Revise the lines from the line with "table-row: 6 Sunrise: 6:49" up to and including the line with "logo-icon xyxy=(15,16,43,44)", changing "Sunrise" to "Dawn" and leaving everything else as it stands. Give only those lines.

** START OF INFORMATION SHOWN **

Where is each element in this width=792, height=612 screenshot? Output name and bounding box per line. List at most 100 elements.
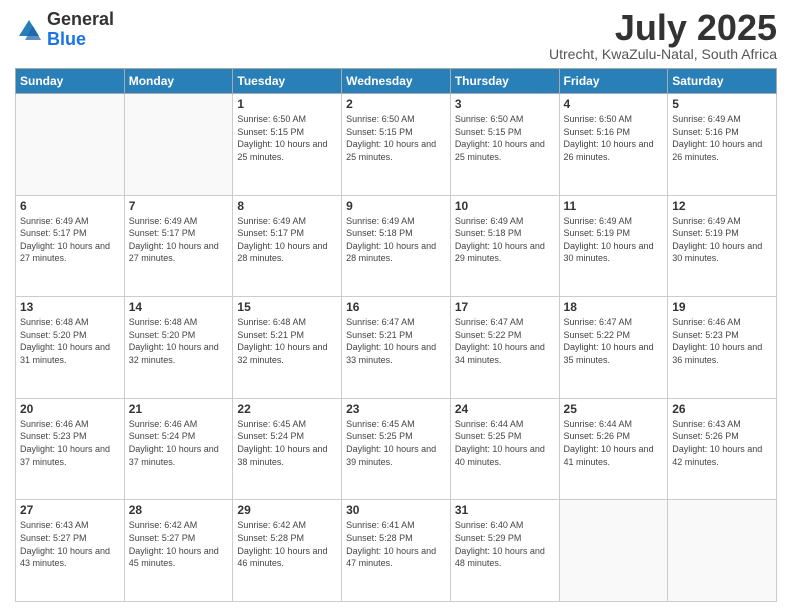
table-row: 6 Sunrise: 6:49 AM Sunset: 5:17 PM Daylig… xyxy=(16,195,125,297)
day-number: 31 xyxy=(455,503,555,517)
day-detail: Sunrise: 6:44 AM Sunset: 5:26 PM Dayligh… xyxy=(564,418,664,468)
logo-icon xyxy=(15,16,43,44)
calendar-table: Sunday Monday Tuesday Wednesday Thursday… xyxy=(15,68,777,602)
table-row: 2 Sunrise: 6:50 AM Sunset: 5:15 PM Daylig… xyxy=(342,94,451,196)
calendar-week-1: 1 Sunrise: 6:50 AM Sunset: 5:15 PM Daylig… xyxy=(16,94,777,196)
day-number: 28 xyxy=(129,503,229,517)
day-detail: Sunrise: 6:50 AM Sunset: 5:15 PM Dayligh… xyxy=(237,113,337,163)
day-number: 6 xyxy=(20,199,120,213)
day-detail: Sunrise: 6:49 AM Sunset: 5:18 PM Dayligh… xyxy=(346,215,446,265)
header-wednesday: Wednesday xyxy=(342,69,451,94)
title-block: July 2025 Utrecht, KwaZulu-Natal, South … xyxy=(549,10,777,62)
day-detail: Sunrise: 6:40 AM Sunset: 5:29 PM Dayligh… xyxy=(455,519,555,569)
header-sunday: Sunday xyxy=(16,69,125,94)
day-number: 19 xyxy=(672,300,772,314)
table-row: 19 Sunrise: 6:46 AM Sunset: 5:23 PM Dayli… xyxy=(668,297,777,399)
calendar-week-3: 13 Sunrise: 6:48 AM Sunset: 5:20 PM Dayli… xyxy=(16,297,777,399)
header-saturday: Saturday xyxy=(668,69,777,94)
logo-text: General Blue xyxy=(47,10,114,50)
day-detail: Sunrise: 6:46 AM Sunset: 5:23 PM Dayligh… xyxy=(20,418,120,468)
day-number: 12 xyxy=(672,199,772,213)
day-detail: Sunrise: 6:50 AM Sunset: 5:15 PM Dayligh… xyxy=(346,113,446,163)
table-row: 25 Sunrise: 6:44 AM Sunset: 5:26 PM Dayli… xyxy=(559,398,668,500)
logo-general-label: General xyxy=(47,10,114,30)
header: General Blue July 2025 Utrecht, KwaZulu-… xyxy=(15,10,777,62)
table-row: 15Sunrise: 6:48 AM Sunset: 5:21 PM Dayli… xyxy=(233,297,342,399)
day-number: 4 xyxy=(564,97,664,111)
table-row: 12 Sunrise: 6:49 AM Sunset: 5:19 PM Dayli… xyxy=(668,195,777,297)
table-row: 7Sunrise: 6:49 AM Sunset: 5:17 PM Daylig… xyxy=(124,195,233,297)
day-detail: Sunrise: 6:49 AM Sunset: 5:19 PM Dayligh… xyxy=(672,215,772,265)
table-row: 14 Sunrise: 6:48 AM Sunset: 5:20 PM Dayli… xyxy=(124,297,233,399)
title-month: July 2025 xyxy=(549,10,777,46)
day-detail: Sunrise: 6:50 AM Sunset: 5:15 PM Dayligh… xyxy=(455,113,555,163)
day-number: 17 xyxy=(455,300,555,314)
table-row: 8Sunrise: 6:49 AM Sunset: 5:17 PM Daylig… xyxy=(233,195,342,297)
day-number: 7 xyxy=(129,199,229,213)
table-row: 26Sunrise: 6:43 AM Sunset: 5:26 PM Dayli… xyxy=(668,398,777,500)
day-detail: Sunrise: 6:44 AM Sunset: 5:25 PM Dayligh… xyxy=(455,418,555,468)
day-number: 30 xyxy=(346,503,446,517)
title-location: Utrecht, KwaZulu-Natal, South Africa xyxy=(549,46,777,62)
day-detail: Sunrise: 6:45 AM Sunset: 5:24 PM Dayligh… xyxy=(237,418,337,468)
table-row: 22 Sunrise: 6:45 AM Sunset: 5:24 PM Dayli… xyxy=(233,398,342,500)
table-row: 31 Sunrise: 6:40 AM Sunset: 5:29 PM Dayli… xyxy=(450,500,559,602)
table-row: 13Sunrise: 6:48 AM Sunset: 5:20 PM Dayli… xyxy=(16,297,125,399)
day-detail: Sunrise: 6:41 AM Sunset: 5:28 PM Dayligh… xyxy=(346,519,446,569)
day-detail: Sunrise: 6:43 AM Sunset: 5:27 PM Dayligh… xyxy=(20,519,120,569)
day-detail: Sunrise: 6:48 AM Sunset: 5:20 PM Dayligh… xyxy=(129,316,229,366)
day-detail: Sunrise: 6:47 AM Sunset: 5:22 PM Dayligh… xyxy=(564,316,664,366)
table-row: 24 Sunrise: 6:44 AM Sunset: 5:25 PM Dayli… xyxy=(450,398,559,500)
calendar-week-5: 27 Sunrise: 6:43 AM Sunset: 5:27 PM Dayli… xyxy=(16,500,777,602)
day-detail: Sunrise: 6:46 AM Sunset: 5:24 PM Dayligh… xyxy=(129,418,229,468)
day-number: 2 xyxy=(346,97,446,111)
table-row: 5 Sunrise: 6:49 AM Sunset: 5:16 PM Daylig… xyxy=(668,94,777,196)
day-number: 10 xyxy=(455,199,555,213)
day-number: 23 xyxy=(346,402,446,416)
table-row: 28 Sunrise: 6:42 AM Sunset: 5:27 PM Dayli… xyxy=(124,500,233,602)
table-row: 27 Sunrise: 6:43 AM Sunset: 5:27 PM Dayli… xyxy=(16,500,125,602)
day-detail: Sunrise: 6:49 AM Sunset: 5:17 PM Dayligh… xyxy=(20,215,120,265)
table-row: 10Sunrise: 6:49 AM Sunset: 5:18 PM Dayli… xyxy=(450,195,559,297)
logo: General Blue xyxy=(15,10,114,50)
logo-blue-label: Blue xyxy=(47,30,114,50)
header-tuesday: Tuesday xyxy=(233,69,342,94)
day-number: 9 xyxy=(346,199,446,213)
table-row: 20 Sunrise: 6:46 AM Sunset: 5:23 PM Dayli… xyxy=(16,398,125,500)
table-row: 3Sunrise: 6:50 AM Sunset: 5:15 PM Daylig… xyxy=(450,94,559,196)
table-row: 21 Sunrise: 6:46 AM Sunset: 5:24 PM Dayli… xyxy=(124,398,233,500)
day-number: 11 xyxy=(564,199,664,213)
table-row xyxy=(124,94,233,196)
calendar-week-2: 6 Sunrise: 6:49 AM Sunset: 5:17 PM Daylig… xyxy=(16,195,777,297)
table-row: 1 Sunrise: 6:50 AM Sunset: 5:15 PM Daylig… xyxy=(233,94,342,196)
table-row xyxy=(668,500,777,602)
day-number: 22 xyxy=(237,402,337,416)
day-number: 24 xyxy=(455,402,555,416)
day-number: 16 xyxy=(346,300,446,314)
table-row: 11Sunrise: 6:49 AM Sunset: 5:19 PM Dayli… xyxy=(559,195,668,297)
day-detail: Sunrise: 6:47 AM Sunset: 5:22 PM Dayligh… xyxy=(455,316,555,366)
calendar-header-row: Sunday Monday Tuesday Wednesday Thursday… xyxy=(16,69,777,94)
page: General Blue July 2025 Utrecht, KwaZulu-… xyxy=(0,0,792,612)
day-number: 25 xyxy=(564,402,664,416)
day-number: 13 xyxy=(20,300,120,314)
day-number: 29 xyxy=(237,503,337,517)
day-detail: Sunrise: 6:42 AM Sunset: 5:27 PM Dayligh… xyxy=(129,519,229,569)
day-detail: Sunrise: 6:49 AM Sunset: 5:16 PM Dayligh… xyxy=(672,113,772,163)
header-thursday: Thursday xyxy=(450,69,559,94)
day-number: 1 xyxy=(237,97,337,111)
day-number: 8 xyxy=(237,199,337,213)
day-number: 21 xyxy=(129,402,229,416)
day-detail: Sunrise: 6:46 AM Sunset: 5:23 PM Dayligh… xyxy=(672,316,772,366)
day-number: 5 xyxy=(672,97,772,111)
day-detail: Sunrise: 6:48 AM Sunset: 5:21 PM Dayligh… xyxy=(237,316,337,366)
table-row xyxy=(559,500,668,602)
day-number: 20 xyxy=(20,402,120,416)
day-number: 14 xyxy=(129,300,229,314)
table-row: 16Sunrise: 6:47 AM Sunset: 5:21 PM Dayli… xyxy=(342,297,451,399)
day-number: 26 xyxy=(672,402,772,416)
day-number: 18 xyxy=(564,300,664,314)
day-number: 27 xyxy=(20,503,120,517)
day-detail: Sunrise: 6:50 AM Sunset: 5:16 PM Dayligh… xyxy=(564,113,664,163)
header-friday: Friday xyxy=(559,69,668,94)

** END OF INFORMATION SHOWN **

### [ANSWER TO THIS EXERCISE]
table-row: 6 Dawn: 6:49 AM Sunset: 5:17 PM Daylig… xyxy=(16,195,125,297)
day-number: 31 xyxy=(455,503,555,517)
day-detail: Dawn: 6:44 AM Sunset: 5:26 PM Dayligh… xyxy=(564,418,664,468)
logo-icon xyxy=(15,16,43,44)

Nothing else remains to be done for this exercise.